Aim of the task - Retype the material word for word.

───── Records for this task ─────

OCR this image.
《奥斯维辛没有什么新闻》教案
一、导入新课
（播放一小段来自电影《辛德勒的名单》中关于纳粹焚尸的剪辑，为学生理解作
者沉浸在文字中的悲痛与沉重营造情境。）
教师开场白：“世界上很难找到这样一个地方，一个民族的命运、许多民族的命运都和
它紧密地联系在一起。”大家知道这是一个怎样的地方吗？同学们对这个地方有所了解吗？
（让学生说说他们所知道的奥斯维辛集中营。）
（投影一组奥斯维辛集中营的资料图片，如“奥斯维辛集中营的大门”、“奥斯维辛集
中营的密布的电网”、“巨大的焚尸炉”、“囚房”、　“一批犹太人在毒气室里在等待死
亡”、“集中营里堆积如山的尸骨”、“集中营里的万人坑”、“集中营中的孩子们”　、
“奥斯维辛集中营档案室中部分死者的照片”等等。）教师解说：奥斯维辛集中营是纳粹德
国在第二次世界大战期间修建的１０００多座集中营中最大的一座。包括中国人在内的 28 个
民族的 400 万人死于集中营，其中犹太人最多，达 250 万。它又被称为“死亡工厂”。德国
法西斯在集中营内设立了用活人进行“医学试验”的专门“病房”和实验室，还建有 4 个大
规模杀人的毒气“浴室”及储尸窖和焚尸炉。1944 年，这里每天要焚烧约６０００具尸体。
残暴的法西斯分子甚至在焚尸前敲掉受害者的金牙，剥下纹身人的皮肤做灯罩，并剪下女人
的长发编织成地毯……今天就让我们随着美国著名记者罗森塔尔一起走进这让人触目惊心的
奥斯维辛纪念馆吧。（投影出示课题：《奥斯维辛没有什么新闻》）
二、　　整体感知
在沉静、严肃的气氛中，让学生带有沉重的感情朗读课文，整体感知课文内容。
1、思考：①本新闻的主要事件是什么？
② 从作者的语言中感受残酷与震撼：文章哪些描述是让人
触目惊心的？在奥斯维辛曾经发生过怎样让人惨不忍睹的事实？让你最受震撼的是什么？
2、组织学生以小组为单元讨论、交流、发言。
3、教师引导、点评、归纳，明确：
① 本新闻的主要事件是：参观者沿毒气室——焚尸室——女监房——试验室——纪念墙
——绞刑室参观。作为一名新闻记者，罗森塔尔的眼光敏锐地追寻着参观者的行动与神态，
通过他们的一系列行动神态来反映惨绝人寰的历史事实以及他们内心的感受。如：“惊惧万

─────

Result of the exercise -
OCR this image.
《奥斯维辛没有什么新闻》教案
一、导入新课
（播放一小段来自电影《辛德勒的名单》中关于纳粹焚尸的剪辑，为学生理解作
者沉浸在文字中的悲痛与沉重营造情境。）
教师开场白：“世界上很难找到这样一个地方，一个民族的命运、许多民族的命运都和
它紧密地联系在一起。”大家知道这是一个怎样的地方吗？同学们对这个地方有所了解吗？
（让学生说说他们所知道的奥斯维辛集中营。）
（投影一组奥斯维辛集中营的资料图片，如“奥斯维辛集中营的大门”、“奥斯维辛集
中营的密布的电网”、“巨大的焚尸炉”、“囚房”、　“一批犹太人在毒气室里在等待死
亡”、“集中营里堆积如山的尸骨”、“集中营里的万人坑”、“集中营中的孩子们”　、
“奥斯维辛集中营档案室中部分死者的照片”等等。）教师解说：奥斯维辛集中营是纳粹德
国在第二次世界大战期间修建的１０００多座集中营中最大的一座。包括中国人在内的 28 个
民族的 400 万人死于集中营，其中犹太人最多，达 250 万。它又被称为“死亡工厂”。德国
法西斯在集中营内设立了用活人进行“医学试验”的专门“病房”和实验室，还建有 4 个大
规模杀人的毒气“浴室”及储尸窖和焚尸炉。1944 年，这里每天要焚烧约６０００具尸体。
残暴的法西斯分子甚至在焚尸前敲掉受害者的金牙，剥下纹身人的皮肤做灯罩，并剪下女人
的长发编织成地毯……今天就让我们随着美国著名记者罗森塔尔一起走进这让人触目惊心的
奥斯维辛纪念馆吧。（投影出示课题：《奥斯维辛没有什么新闻》）
二、　　整体感知
在沉静、严肃的气氛中，让学生带有沉重的感情朗读课文，整体感知课文内容。
1、思考：①本新闻的主要事件是什么？
② 从作者的语言中感受残酷与震撼：文章哪些描述是让人
触目惊心的？在奥斯维辛曾经发生过怎样让人惨不忍睹的事实？让你最受震撼的是什么？
2、组织学生以小组为单元讨论、交流、发言。
3、教师引导、点评、归纳，明确：
① 本新闻的主要事件是：参观者沿毒气室——焚尸室——女监房——试验室——纪念墙
——绞刑室参观。作为一名新闻记者，罗森塔尔的眼光敏锐地追寻着参观者的行动与神态，
通过他们的一系列行动神态来反映惨绝人寰的历史事实以及他们内心的感受。如：“惊惧万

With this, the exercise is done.